## What you need to do
From the entries below, extract every line that includes the word "Junction".

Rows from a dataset
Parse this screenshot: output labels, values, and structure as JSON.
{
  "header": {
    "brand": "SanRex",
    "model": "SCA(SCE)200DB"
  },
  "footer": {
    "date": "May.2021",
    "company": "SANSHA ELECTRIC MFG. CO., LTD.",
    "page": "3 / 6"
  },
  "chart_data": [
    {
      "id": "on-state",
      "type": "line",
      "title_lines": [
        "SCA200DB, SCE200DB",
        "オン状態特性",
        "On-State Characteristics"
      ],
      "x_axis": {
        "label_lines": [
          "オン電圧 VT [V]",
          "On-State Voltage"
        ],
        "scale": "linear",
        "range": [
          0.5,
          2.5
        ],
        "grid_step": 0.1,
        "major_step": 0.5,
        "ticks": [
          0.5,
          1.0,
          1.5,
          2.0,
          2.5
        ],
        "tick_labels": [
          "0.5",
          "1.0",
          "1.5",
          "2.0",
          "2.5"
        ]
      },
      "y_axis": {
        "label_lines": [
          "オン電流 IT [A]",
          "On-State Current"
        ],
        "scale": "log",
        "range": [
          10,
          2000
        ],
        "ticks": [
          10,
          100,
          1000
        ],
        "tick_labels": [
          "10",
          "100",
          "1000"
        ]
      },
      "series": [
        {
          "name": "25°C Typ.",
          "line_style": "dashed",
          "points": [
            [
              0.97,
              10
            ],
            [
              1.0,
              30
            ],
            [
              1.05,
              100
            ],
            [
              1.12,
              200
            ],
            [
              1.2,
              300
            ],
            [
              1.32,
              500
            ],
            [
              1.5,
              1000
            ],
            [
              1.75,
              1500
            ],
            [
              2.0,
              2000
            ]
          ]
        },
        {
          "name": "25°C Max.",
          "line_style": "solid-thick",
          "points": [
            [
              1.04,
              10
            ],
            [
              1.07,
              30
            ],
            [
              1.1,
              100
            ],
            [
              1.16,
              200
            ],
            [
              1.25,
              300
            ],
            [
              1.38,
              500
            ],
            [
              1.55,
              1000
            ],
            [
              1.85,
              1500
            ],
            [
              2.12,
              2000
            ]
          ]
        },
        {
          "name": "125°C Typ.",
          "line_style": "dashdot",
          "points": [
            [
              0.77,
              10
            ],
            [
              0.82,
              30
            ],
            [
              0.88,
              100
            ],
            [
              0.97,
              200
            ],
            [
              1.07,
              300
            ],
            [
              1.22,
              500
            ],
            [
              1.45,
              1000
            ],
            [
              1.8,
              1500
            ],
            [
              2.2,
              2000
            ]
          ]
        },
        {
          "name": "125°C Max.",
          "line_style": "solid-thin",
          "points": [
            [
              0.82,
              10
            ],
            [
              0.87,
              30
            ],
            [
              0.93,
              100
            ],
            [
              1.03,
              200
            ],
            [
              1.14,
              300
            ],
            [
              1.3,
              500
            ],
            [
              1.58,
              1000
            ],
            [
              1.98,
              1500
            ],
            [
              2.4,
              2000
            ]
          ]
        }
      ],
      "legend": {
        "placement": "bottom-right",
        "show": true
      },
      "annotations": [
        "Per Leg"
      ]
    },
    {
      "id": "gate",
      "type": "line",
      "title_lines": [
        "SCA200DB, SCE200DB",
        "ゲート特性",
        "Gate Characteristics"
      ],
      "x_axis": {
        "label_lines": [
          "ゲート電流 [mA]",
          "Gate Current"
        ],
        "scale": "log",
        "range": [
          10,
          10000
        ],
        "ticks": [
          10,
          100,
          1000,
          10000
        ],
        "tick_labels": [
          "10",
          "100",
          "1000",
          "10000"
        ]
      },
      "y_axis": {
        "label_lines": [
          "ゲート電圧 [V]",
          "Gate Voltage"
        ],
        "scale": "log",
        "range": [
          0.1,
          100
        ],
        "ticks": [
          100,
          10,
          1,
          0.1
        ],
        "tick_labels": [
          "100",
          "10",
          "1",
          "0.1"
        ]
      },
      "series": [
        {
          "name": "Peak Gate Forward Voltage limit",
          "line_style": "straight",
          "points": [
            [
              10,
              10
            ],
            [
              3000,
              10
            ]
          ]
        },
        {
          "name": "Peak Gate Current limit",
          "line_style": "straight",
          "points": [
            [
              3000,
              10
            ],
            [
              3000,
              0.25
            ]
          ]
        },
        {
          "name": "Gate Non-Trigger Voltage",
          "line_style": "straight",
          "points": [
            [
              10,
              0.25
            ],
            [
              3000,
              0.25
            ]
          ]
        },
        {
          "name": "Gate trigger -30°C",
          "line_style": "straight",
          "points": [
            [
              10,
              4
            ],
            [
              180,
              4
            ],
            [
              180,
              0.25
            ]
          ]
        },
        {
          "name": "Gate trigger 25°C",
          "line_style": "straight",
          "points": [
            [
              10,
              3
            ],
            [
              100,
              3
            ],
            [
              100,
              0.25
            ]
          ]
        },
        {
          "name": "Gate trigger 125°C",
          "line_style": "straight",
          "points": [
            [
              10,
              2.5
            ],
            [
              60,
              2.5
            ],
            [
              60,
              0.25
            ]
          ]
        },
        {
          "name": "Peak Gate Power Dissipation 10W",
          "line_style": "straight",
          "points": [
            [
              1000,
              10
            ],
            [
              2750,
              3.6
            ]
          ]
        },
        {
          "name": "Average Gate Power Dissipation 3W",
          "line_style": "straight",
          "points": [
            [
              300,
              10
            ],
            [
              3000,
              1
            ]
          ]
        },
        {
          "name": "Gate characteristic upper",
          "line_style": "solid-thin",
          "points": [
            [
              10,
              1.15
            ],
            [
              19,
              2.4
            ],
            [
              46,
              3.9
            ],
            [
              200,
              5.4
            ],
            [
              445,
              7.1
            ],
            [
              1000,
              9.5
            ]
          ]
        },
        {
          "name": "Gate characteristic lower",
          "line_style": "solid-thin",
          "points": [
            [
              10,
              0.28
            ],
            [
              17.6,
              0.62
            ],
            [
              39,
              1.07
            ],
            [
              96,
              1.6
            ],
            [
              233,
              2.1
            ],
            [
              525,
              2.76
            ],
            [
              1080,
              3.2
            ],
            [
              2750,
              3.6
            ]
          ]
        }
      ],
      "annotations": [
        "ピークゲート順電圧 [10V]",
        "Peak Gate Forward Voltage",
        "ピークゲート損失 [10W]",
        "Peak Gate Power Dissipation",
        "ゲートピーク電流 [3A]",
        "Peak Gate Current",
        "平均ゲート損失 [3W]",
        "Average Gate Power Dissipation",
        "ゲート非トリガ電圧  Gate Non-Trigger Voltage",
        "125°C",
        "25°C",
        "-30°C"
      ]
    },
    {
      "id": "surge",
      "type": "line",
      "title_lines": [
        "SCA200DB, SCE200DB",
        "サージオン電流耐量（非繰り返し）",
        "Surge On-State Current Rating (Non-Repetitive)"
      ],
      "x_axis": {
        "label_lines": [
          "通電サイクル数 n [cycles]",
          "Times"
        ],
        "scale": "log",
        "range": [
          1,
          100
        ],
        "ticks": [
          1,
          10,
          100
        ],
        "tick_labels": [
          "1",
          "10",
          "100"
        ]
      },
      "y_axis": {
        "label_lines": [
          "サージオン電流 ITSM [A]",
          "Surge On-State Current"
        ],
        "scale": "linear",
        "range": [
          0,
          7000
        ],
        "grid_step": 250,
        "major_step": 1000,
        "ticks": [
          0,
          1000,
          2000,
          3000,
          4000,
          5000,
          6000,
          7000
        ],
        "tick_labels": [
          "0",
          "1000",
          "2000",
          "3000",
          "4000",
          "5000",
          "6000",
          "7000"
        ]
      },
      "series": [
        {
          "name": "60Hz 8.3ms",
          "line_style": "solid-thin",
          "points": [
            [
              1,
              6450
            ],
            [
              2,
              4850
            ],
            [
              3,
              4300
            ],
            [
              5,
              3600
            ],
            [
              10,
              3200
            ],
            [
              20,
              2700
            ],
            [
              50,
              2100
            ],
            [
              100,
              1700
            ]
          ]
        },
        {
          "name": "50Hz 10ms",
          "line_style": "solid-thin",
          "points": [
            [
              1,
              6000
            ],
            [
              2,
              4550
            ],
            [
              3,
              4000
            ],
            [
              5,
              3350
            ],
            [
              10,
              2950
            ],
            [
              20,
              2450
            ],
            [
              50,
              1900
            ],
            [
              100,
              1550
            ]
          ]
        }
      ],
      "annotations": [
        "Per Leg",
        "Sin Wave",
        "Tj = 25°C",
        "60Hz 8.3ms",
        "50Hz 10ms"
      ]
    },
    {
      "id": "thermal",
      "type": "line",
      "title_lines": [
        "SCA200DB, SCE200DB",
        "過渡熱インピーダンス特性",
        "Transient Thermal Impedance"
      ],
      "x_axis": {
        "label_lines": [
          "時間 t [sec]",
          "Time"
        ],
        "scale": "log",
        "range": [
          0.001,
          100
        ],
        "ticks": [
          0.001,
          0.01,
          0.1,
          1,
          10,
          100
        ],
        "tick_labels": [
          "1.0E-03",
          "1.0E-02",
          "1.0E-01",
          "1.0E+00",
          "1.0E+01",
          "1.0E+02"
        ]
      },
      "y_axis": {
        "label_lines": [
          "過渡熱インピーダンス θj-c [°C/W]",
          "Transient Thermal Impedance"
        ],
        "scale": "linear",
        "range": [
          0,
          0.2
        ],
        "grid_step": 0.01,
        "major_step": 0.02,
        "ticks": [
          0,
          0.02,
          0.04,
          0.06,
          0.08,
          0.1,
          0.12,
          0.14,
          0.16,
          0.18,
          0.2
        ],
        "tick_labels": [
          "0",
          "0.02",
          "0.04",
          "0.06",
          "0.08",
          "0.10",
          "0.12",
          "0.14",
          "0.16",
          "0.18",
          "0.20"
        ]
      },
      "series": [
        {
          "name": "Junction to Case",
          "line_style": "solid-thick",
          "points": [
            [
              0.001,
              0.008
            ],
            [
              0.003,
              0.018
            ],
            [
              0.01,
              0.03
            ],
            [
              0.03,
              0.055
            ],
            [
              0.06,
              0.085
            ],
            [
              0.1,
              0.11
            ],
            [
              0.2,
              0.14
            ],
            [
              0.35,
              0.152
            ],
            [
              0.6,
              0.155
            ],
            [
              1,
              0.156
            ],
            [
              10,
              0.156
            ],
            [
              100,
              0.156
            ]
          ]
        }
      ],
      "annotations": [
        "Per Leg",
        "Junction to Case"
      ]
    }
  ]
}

## The answer
          "name": "Junction to Case",
        "Junction to Case"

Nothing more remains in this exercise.